▶ [Exercise goal]: Tally every line of the listing where the string "title" is found, and state the total alone.

▶ [Records supplied]:
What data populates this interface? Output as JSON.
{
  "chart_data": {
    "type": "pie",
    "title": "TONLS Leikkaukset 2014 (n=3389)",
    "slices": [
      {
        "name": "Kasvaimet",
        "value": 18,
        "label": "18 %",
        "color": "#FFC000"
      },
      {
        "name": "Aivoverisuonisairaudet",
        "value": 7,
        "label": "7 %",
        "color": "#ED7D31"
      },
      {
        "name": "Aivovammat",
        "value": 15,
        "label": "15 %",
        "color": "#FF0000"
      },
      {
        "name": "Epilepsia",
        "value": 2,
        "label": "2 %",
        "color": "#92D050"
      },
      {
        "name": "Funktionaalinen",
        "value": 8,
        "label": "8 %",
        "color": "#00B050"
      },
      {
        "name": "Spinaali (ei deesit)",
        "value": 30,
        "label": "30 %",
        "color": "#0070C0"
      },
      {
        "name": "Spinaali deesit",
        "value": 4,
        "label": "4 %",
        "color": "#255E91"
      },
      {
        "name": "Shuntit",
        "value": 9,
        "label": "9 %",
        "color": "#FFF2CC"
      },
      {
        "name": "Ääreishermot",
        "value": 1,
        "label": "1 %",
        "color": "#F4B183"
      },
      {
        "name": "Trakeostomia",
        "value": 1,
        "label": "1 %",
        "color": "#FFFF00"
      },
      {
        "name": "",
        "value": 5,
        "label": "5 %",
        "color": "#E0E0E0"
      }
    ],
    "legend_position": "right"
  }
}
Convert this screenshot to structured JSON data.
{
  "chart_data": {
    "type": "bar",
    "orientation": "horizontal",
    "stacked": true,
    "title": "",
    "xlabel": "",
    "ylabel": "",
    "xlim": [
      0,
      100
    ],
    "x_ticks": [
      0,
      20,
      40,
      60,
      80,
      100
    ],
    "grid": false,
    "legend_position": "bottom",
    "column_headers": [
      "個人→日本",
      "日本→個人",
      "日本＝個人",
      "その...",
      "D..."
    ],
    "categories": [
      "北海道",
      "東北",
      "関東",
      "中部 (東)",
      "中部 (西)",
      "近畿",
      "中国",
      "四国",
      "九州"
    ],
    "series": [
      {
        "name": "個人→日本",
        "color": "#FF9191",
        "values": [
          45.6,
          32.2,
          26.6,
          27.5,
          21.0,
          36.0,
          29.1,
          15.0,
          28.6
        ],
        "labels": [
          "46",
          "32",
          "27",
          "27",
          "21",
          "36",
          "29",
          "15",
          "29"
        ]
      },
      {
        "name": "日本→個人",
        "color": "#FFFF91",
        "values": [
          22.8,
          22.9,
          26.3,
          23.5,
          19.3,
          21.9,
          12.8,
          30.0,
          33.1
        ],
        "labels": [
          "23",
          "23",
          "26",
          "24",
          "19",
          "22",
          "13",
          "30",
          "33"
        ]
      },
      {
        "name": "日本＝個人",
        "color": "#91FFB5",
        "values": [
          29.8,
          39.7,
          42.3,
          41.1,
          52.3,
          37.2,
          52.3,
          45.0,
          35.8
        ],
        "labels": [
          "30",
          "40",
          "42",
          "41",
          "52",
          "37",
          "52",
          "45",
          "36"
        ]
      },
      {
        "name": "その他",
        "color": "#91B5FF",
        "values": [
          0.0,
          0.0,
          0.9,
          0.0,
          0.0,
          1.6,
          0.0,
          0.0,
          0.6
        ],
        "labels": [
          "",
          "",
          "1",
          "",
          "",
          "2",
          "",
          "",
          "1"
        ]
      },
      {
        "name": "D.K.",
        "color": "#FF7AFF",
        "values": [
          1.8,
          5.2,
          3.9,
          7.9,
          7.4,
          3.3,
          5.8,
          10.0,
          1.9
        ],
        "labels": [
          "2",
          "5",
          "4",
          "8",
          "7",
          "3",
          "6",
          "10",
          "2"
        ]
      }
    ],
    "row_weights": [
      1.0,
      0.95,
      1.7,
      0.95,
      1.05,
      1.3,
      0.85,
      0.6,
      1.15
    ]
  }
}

▶ [Output for this exercise]: 2